[Figure record listings]
···

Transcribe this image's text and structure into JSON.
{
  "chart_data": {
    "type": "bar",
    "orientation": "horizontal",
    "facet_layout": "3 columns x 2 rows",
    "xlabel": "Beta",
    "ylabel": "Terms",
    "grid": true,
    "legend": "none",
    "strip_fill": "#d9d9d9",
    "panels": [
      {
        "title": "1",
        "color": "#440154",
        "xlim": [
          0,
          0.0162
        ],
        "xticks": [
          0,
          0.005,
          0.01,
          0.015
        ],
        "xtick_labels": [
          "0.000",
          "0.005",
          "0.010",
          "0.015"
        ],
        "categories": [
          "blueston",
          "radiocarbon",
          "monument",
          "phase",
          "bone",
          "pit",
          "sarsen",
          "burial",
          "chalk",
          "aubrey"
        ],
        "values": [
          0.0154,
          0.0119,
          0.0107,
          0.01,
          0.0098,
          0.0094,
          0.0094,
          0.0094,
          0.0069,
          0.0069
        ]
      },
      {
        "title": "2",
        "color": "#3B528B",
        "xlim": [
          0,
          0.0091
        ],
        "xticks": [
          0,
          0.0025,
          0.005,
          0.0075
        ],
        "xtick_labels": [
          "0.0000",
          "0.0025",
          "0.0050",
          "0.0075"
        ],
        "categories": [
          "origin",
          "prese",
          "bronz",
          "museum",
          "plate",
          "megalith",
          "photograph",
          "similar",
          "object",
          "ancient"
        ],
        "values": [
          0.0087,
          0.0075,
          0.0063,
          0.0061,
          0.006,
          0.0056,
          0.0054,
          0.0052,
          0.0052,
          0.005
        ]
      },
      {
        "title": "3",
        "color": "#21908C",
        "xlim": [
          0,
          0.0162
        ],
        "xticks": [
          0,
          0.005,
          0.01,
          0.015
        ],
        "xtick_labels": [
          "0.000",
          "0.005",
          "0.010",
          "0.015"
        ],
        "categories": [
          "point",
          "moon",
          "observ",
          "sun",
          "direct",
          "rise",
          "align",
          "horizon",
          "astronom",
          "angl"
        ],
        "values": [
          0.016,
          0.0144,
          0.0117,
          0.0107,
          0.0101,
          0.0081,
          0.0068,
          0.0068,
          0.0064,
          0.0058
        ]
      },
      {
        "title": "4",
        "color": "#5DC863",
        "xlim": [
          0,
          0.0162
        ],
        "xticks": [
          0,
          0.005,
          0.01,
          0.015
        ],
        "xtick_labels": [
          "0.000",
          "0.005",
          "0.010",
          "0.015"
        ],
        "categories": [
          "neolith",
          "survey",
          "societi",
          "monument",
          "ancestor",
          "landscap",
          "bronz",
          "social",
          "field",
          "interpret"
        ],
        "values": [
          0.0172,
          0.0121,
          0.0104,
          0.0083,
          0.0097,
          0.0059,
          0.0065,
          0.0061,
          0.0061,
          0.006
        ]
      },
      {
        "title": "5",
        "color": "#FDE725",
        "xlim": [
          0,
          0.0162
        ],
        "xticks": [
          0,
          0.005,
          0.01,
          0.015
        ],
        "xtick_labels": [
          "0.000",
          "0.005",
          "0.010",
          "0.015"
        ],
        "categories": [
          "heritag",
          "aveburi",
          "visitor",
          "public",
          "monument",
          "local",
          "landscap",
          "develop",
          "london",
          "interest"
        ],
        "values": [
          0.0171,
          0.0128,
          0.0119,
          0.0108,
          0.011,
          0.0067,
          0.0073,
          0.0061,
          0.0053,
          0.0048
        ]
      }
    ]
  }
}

···

Given task >>
Gather up the lines that contain the word "color".

Expected output >>
        "color": "#440154",
        "color": "#3B528B",
        "color": "#21908C",
        "color": "#5DC863",
        "color": "#FDE725",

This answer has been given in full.